* Short exercise
Your answer is a single number: the count of lines that contain the string "Fair".

* Given entries
* * * * * * *

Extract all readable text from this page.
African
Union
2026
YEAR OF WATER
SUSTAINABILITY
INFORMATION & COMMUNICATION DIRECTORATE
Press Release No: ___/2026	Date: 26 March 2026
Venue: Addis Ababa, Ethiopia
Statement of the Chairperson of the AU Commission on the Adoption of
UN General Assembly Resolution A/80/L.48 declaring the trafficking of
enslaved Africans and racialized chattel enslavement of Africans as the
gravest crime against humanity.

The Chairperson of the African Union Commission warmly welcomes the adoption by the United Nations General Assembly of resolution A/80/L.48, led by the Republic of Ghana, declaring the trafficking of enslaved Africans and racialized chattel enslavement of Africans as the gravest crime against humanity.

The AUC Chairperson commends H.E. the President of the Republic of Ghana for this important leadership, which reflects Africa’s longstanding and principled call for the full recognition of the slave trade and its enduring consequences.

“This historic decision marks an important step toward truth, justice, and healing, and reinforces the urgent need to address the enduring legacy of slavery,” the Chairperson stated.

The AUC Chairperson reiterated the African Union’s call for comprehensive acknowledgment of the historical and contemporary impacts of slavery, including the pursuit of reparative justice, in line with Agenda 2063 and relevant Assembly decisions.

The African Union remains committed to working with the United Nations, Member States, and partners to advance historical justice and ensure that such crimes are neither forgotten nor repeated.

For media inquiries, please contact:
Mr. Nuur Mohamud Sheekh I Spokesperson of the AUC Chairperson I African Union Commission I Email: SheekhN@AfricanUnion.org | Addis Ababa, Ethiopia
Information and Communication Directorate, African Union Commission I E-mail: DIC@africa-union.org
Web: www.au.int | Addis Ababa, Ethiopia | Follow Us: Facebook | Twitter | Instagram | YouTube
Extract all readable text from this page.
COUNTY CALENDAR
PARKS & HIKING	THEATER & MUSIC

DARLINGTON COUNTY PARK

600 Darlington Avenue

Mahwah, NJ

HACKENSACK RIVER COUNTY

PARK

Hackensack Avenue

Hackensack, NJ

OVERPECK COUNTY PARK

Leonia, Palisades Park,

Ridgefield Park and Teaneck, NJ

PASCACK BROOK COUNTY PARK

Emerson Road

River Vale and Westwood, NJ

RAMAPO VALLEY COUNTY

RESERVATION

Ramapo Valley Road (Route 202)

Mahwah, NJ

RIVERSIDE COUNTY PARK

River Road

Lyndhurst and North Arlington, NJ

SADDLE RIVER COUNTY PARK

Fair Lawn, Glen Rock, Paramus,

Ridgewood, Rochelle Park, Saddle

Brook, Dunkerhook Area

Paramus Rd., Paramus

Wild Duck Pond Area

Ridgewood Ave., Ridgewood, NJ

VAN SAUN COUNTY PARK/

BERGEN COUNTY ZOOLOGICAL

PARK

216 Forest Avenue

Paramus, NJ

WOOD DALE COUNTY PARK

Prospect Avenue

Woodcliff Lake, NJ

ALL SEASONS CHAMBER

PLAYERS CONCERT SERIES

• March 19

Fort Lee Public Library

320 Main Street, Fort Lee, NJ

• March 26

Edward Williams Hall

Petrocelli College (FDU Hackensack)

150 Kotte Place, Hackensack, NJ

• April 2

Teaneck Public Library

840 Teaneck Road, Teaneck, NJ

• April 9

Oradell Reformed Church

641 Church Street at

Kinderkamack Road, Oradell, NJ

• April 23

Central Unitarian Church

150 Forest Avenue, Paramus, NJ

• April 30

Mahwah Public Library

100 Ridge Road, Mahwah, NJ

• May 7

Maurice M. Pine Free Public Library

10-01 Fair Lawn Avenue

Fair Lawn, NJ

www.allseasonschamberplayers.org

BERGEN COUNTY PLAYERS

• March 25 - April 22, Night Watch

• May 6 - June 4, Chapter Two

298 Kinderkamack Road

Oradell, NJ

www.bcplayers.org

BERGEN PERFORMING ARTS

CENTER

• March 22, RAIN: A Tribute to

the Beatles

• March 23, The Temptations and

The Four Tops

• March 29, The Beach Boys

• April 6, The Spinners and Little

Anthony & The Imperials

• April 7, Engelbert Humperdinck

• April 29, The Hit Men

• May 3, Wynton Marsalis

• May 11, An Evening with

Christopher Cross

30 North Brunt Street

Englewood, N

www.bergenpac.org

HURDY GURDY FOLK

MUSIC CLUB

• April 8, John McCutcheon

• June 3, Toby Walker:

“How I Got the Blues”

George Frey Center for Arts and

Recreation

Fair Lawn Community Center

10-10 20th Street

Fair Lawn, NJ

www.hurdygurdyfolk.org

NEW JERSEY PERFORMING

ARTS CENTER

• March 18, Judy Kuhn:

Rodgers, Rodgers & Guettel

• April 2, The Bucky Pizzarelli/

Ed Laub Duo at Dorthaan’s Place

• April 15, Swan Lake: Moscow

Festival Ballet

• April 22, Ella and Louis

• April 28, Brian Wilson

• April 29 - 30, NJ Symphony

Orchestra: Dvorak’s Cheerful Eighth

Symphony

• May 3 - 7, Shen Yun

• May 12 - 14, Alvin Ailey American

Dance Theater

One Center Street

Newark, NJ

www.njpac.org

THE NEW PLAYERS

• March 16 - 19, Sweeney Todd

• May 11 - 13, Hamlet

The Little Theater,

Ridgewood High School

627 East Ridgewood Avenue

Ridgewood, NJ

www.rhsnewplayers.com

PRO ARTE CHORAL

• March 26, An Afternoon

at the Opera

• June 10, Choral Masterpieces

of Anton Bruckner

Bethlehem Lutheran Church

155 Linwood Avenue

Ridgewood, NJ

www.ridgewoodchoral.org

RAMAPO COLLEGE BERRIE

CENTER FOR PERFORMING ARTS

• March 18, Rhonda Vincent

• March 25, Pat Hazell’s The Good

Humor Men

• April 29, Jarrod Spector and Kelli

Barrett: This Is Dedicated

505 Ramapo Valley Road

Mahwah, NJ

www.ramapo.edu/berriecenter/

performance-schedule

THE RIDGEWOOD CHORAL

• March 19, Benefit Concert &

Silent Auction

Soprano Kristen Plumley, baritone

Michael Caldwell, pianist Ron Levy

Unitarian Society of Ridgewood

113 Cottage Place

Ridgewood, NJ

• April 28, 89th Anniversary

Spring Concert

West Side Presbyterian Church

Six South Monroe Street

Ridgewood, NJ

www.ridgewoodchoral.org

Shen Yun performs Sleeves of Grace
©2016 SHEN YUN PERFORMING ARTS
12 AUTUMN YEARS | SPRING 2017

* * * * * * *

* Response for this exercise
5